Data records:

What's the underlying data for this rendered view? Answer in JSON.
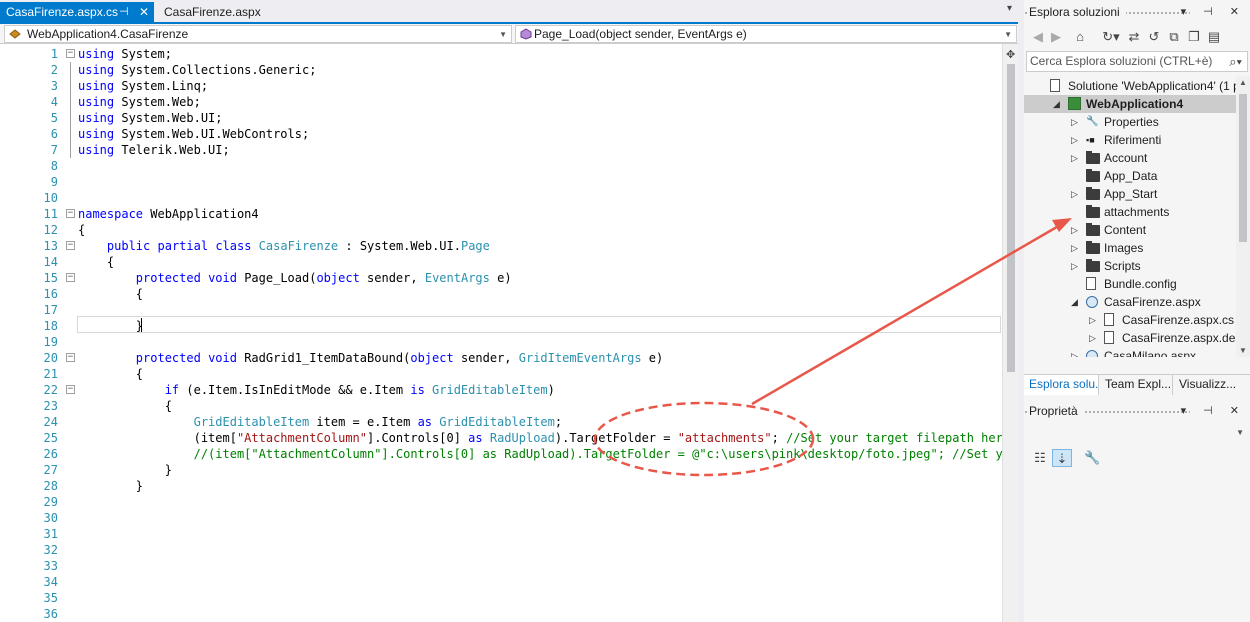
{
  "editor": {
    "tabs": [
      {
        "label": "CasaFirenze.aspx.cs",
        "active": true,
        "pin": "⊣",
        "close": "✕"
      },
      {
        "label": "CasaFirenze.aspx",
        "active": false
      }
    ],
    "nav_class": "WebApplication4.CasaFirenze",
    "nav_member": "Page_Load(object sender, EventArgs e)",
    "lines": [
      {
        "n": "1"
      },
      {
        "n": "2"
      },
      {
        "n": "3"
      },
      {
        "n": "4"
      },
      {
        "n": "5"
      },
      {
        "n": "6"
      },
      {
        "n": "7"
      },
      {
        "n": "8"
      },
      {
        "n": "9"
      },
      {
        "n": "10"
      },
      {
        "n": "11"
      },
      {
        "n": "12"
      },
      {
        "n": "13"
      },
      {
        "n": "14"
      },
      {
        "n": "15"
      },
      {
        "n": "16"
      },
      {
        "n": "17"
      },
      {
        "n": "18"
      },
      {
        "n": "19"
      },
      {
        "n": "20"
      },
      {
        "n": "21"
      },
      {
        "n": "22"
      },
      {
        "n": "23"
      },
      {
        "n": "24"
      },
      {
        "n": "25"
      },
      {
        "n": "26"
      },
      {
        "n": "27"
      },
      {
        "n": "28"
      },
      {
        "n": "29"
      },
      {
        "n": "30"
      },
      {
        "n": "31"
      },
      {
        "n": "32"
      },
      {
        "n": "33"
      },
      {
        "n": "34"
      },
      {
        "n": "35"
      },
      {
        "n": "36"
      }
    ],
    "code": {
      "l1": [
        "using",
        " System;"
      ],
      "l2": [
        "using",
        " System.Collections.Generic;"
      ],
      "l3": [
        "using",
        " System.Linq;"
      ],
      "l4": [
        "using",
        " System.Web;"
      ],
      "l5": [
        "using",
        " System.Web.UI;"
      ],
      "l6": [
        "using",
        " System.Web.UI.WebControls;"
      ],
      "l7": [
        "using",
        " Telerik.Web.UI;"
      ],
      "l11": [
        "namespace",
        " WebApplication4"
      ],
      "l12": "{",
      "l13": [
        "    ",
        "public",
        " ",
        "partial",
        " ",
        "class",
        " ",
        "CasaFirenze",
        " : System.Web.UI.",
        "Page"
      ],
      "l14": "    {",
      "l15": [
        "        ",
        "protected",
        " ",
        "void",
        " Page_Load(",
        "object",
        " sender, ",
        "EventArgs",
        " e)"
      ],
      "l16": "        {",
      "l18": "        }",
      "l20": [
        "        ",
        "protected",
        " ",
        "void",
        " RadGrid1_ItemDataBound(",
        "object",
        " sender, ",
        "GridItemEventArgs",
        " e)"
      ],
      "l21": "        {",
      "l22": [
        "            ",
        "if",
        " (e.Item.IsInEditMode && e.Item ",
        "is",
        " ",
        "GridEditableItem",
        ")"
      ],
      "l23": "            {",
      "l24": [
        "                ",
        "GridEditableItem",
        " item = e.Item ",
        "as",
        " ",
        "GridEditableItem",
        ";"
      ],
      "l25": [
        "                (item[",
        "\"AttachmentColumn\"",
        "].Controls[0] ",
        "as",
        " ",
        "RadUpload",
        ").TargetFolder = ",
        "\"attachments\"",
        "; ",
        "//Set your target filepath here"
      ],
      "l26": [
        "                ",
        "//(item[\"AttachmentColumn\"].Controls[0] as RadUpload).TargetFolder = @\"c:\\users\\pink\\desktop/foto.jpeg\"; //Set your"
      ],
      "l27": "            }",
      "l28": "        }"
    }
  },
  "solution_explorer": {
    "title": "Esplora soluzioni",
    "controls": "▾ ⊣ ✕",
    "search_placeholder": "Cerca Esplora soluzioni (CTRL+è)",
    "tree": [
      {
        "label": "Solutione 'WebApplication4' (1 p",
        "icon": "solution-icon"
      },
      {
        "label": "WebApplication4",
        "icon": "project-icon"
      },
      {
        "label": "Properties",
        "icon": "wrench-icon"
      },
      {
        "label": "Riferimenti",
        "icon": "references-icon"
      },
      {
        "label": "Account",
        "icon": "folder-icon"
      },
      {
        "label": "App_Data",
        "icon": "folder-icon"
      },
      {
        "label": "App_Start",
        "icon": "folder-icon"
      },
      {
        "label": "attachments",
        "icon": "folder-icon"
      },
      {
        "label": "Content",
        "icon": "folder-icon"
      },
      {
        "label": "Images",
        "icon": "folder-icon"
      },
      {
        "label": "Scripts",
        "icon": "folder-icon"
      },
      {
        "label": "Bundle.config",
        "icon": "file-icon"
      },
      {
        "label": "CasaFirenze.aspx",
        "icon": "web-form-icon"
      },
      {
        "label": "CasaFirenze.aspx.cs",
        "icon": "cs-file-icon"
      },
      {
        "label": "CasaFirenze.aspx.desig",
        "icon": "cs-file-icon"
      },
      {
        "label": "CasaMilano.aspx",
        "icon": "web-form-icon"
      }
    ],
    "tabs": [
      "Esplora solu...",
      "Team Expl...",
      "Visualizz..."
    ]
  },
  "properties": {
    "title": "Proprietà",
    "controls": "▾ ⊣ ✕"
  },
  "colors": {
    "accent": "#007acc",
    "annotation": "#e8584a"
  }
}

Exercise directions.
Return every line of the records exactly as given, pictures excluded.

Correct output.
What's the underlying data for this rendered view? Answer in JSON.
{
  "editor": {
    "tabs": [
      {
        "label": "CasaFirenze.aspx.cs",
        "active": true,
        "pin": "⊣",
        "close": "✕"
      },
      {
        "label": "CasaFirenze.aspx",
        "active": false
      }
    ],
    "nav_class": "WebApplication4.CasaFirenze",
    "nav_member": "Page_Load(object sender, EventArgs e)",
    "lines": [
      {
        "n": "1"
      },
      {
        "n": "2"
      },
      {
        "n": "3"
      },
      {
        "n": "4"
      },
      {
        "n": "5"
      },
      {
        "n": "6"
      },
      {
        "n": "7"
      },
      {
        "n": "8"
      },
      {
        "n": "9"
      },
      {
        "n": "10"
      },
      {
        "n": "11"
      },
      {
        "n": "12"
      },
      {
        "n": "13"
      },
      {
        "n": "14"
      },
      {
        "n": "15"
      },
      {
        "n": "16"
      },
      {
        "n": "17"
      },
      {
        "n": "18"
      },
      {
        "n": "19"
      },
      {
        "n": "20"
      },
      {
        "n": "21"
      },
      {
        "n": "22"
      },
      {
        "n": "23"
      },
      {
        "n": "24"
      },
      {
        "n": "25"
      },
      {
        "n": "26"
      },
      {
        "n": "27"
      },
      {
        "n": "28"
      },
      {
        "n": "29"
      },
      {
        "n": "30"
      },
      {
        "n": "31"
      },
      {
        "n": "32"
      },
      {
        "n": "33"
      },
      {
        "n": "34"
      },
      {
        "n": "35"
      },
      {
        "n": "36"
      }
    ],
    "code": {
      "l1": [
        "using",
        " System;"
      ],
      "l2": [
        "using",
        " System.Collections.Generic;"
      ],
      "l3": [
        "using",
        " System.Linq;"
      ],
      "l4": [
        "using",
        " System.Web;"
      ],
      "l5": [
        "using",
        " System.Web.UI;"
      ],
      "l6": [
        "using",
        " System.Web.UI.WebControls;"
      ],
      "l7": [
        "using",
        " Telerik.Web.UI;"
      ],
      "l11": [
        "namespace",
        " WebApplication4"
      ],
      "l12": "{",
      "l13": [
        "    ",
        "public",
        " ",
        "partial",
        " ",
        "class",
        " ",
        "CasaFirenze",
        " : System.Web.UI.",
        "Page"
      ],
      "l14": "    {",
      "l15": [
        "        ",
        "protected",
        " ",
        "void",
        " Page_Load(",
        "object",
        " sender, ",
        "EventArgs",
        " e)"
      ],
      "l16": "        {",
      "l18": "        }",
      "l20": [
        "        ",
        "protected",
        " ",
        "void",
        " RadGrid1_ItemDataBound(",
        "object",
        " sender, ",
        "GridItemEventArgs",
        " e)"
      ],
      "l21": "        {",
      "l22": [
        "            ",
        "if",
        " (e.Item.IsInEditMode && e.Item ",
        "is",
        " ",
        "GridEditableItem",
        ")"
      ],
      "l23": "            {",
      "l24": [
        "                ",
        "GridEditableItem",
        " item = e.Item ",
        "as",
        " ",
        "GridEditableItem",
        ";"
      ],
      "l25": [
        "                (item[",
        "\"AttachmentColumn\"",
        "].Controls[0] ",
        "as",
        " ",
        "RadUpload",
        ").TargetFolder = ",
        "\"attachments\"",
        "; ",
        "//Set your target filepath here"
      ],
      "l26": [
        "                ",
        "//(item[\"AttachmentColumn\"].Controls[0] as RadUpload).TargetFolder = @\"c:\\users\\pink\\desktop/foto.jpeg\"; //Set your"
      ],
      "l27": "            }",
      "l28": "        }"
    }
  },
  "solution_explorer": {
    "title": "Esplora soluzioni",
    "controls": "▾ ⊣ ✕",
    "search_placeholder": "Cerca Esplora soluzioni (CTRL+è)",
    "tree": [
      {
        "label": "Solutione 'WebApplication4' (1 p",
        "icon": "solution-icon"
      },
      {
        "label": "WebApplication4",
        "icon": "project-icon"
      },
      {
        "label": "Properties",
        "icon": "wrench-icon"
      },
      {
        "label": "Riferimenti",
        "icon": "references-icon"
      },
      {
        "label": "Account",
        "icon": "folder-icon"
      },
      {
        "label": "App_Data",
        "icon": "folder-icon"
      },
      {
        "label": "App_Start",
        "icon": "folder-icon"
      },
      {
        "label": "attachments",
        "icon": "folder-icon"
      },
      {
        "label": "Content",
        "icon": "folder-icon"
      },
      {
        "label": "Images",
        "icon": "folder-icon"
      },
      {
        "label": "Scripts",
        "icon": "folder-icon"
      },
      {
        "label": "Bundle.config",
        "icon": "file-icon"
      },
      {
        "label": "CasaFirenze.aspx",
        "icon": "web-form-icon"
      },
      {
        "label": "CasaFirenze.aspx.cs",
        "icon": "cs-file-icon"
      },
      {
        "label": "CasaFirenze.aspx.desig",
        "icon": "cs-file-icon"
      },
      {
        "label": "CasaMilano.aspx",
        "icon": "web-form-icon"
      }
    ],
    "tabs": [
      "Esplora solu...",
      "Team Expl...",
      "Visualizz..."
    ]
  },
  "properties": {
    "title": "Proprietà",
    "controls": "▾ ⊣ ✕"
  },
  "colors": {
    "accent": "#007acc",
    "annotation": "#e8584a"
  }
}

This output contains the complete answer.